## SUPPLIED MATERIAL:

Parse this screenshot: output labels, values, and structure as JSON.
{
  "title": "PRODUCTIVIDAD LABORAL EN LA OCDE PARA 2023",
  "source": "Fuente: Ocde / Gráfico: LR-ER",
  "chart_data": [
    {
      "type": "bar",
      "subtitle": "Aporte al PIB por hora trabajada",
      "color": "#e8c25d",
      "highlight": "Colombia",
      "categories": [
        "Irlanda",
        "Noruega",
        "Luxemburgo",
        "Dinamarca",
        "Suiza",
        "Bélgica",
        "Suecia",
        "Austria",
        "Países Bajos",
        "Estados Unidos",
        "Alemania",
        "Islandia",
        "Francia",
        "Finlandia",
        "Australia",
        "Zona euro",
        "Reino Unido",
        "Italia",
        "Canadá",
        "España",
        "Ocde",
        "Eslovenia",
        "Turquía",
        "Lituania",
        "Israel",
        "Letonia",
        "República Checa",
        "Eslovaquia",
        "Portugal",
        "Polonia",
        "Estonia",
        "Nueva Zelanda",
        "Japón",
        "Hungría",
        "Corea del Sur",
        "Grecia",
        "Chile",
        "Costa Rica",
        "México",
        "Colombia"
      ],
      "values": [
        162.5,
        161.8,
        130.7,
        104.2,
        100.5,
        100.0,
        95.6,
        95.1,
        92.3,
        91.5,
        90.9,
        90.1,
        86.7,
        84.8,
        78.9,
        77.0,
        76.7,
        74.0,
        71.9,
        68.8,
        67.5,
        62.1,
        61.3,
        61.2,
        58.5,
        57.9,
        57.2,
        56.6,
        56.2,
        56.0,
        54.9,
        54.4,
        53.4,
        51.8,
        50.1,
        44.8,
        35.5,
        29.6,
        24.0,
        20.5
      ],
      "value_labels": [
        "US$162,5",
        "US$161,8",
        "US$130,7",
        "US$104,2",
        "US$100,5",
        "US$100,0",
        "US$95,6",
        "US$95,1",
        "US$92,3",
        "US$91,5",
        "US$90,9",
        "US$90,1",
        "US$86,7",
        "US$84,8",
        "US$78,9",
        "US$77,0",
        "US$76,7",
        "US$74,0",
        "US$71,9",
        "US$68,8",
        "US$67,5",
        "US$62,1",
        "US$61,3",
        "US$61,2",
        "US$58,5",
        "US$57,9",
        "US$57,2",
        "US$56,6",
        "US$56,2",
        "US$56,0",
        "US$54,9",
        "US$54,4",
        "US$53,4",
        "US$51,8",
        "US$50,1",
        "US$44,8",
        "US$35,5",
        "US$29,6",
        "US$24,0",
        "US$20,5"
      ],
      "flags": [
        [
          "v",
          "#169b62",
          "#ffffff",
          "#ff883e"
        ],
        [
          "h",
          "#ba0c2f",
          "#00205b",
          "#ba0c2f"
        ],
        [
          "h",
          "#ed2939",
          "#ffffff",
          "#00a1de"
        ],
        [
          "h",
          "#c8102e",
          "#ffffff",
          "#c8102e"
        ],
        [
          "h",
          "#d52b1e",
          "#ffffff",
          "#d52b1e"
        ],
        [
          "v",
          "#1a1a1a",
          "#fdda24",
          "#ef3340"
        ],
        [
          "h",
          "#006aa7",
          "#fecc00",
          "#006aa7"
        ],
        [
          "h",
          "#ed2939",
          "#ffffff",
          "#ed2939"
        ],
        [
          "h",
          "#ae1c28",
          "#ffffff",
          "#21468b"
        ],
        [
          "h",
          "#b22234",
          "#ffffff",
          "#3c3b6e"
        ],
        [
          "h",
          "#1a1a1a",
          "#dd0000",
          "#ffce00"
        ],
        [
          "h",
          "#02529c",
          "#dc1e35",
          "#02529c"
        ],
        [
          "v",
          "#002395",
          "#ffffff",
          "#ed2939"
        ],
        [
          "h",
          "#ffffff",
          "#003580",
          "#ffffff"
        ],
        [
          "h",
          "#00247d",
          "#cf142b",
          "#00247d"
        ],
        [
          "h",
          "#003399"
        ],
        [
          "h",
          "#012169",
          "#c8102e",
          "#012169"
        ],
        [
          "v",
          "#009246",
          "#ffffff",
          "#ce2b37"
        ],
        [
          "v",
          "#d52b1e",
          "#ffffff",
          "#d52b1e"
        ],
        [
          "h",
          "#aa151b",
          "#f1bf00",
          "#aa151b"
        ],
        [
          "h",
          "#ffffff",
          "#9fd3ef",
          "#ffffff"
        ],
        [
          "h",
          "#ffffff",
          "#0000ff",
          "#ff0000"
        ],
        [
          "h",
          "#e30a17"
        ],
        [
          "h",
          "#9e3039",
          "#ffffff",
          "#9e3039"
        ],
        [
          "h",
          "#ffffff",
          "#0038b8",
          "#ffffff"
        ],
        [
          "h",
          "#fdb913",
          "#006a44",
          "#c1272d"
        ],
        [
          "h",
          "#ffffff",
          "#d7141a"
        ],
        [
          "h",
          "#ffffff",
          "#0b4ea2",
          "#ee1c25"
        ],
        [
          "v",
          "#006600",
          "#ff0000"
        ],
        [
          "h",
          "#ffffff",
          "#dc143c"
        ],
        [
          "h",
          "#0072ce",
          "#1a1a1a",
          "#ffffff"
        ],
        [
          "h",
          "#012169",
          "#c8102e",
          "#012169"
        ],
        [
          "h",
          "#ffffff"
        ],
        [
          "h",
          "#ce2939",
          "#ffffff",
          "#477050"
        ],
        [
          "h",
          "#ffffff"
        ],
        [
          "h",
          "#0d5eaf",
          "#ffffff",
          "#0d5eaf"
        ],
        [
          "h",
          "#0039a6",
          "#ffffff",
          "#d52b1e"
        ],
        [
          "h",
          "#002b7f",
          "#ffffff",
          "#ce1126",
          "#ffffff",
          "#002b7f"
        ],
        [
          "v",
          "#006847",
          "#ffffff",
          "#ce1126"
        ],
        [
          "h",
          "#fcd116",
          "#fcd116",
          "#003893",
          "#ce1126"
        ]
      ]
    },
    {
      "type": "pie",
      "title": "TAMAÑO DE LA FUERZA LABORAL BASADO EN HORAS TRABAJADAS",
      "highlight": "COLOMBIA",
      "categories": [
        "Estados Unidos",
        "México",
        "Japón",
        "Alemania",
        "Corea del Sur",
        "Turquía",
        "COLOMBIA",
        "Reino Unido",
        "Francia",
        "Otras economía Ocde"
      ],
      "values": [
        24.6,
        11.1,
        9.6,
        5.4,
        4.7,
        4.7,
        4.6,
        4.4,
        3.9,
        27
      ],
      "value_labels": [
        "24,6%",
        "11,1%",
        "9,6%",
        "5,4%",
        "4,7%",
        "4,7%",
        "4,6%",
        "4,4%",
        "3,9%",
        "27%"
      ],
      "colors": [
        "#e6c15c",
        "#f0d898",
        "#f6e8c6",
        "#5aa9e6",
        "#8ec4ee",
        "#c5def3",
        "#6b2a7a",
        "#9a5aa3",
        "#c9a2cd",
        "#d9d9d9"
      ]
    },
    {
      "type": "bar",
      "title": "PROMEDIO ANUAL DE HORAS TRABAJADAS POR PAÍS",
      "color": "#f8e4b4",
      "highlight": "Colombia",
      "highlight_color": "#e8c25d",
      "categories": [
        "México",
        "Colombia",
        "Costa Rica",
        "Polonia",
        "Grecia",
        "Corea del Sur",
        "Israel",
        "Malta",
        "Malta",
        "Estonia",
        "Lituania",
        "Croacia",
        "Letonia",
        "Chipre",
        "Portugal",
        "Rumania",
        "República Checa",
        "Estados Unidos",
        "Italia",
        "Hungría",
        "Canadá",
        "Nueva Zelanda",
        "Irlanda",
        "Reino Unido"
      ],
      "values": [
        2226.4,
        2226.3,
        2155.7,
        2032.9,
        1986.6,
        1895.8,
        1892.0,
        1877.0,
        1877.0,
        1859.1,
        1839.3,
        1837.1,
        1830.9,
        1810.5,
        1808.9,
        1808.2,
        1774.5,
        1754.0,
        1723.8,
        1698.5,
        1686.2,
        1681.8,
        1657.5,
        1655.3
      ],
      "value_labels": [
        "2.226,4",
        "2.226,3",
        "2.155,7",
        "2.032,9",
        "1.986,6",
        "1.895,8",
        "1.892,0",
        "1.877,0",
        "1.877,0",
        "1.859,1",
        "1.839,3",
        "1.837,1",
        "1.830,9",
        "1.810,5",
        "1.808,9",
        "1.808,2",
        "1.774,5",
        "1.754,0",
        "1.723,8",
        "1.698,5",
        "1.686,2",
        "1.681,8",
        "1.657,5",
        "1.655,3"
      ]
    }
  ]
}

## GOAL OF THE EXERCISE:
Pull out all lines containing "LABORAL".

## TASK SOLUTION:
  "title": "PRODUCTIVIDAD LABORAL EN LA OCDE PARA 2023",
      "title": "TAMAÑO DE LA FUERZA LABORAL BASADO EN HORAS TRABAJADAS",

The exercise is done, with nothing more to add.